-- Begin --

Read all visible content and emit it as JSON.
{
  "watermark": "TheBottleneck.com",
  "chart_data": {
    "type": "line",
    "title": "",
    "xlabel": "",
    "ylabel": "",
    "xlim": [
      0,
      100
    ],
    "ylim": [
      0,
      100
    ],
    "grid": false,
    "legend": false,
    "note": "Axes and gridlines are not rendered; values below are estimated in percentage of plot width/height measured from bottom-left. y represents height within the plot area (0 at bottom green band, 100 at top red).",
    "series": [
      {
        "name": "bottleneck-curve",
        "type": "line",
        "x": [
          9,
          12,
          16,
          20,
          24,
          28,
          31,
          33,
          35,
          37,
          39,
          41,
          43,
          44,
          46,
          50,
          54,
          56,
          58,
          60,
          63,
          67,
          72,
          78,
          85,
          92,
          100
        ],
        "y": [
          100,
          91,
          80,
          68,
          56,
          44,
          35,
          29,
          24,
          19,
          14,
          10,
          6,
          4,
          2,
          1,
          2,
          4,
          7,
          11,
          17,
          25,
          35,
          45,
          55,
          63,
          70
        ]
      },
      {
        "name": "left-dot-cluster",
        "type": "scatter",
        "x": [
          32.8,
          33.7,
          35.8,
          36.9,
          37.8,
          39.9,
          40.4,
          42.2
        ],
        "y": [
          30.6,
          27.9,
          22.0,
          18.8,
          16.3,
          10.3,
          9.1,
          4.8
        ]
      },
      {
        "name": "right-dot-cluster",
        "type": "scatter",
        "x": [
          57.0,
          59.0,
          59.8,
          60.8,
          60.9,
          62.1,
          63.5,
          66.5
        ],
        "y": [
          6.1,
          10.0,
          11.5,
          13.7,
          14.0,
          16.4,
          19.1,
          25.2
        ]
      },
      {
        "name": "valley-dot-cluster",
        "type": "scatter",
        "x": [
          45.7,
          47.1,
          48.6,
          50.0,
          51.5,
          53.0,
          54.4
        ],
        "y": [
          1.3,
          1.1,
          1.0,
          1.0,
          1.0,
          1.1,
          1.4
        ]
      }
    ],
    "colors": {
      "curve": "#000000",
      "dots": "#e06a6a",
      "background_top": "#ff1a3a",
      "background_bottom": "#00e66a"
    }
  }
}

-- End --

Stated task – Each line above is to be repeated exactly.

Full answer –
Read all visible content and emit it as JSON.
{
  "watermark": "TheBottleneck.com",
  "chart_data": {
    "type": "line",
    "title": "",
    "xlabel": "",
    "ylabel": "",
    "xlim": [
      0,
      100
    ],
    "ylim": [
      0,
      100
    ],
    "grid": false,
    "legend": false,
    "note": "Axes and gridlines are not rendered; values below are estimated in percentage of plot width/height measured from bottom-left. y represents height within the plot area (0 at bottom green band, 100 at top red).",
    "series": [
      {
        "name": "bottleneck-curve",
        "type": "line",
        "x": [
          9,
          12,
          16,
          20,
          24,
          28,
          31,
          33,
          35,
          37,
          39,
          41,
          43,
          44,
          46,
          50,
          54,
          56,
          58,
          60,
          63,
          67,
          72,
          78,
          85,
          92,
          100
        ],
        "y": [
          100,
          91,
          80,
          68,
          56,
          44,
          35,
          29,
          24,
          19,
          14,
          10,
          6,
          4,
          2,
          1,
          2,
          4,
          7,
          11,
          17,
          25,
          35,
          45,
          55,
          63,
          70
        ]
      },
      {
        "name": "left-dot-cluster",
        "type": "scatter",
        "x": [
          32.8,
          33.7,
          35.8,
          36.9,
          37.8,
          39.9,
          40.4,
          42.2
        ],
        "y": [
          30.6,
          27.9,
          22.0,
          18.8,
          16.3,
          10.3,
          9.1,
          4.8
        ]
      },
      {
        "name": "right-dot-cluster",
        "type": "scatter",
        "x": [
          57.0,
          59.0,
          59.8,
          60.8,
          60.9,
          62.1,
          63.5,
          66.5
        ],
        "y": [
          6.1,
          10.0,
          11.5,
          13.7,
          14.0,
          16.4,
          19.1,
          25.2
        ]
      },
      {
        "name": "valley-dot-cluster",
        "type": "scatter",
        "x": [
          45.7,
          47.1,
          48.6,
          50.0,
          51.5,
          53.0,
          54.4
        ],
        "y": [
          1.3,
          1.1,
          1.0,
          1.0,
          1.0,
          1.1,
          1.4
        ]
      }
    ],
    "colors": {
      "curve": "#000000",
      "dots": "#e06a6a",
      "background_top": "#ff1a3a",
      "background_bottom": "#00e66a"
    }
  }
}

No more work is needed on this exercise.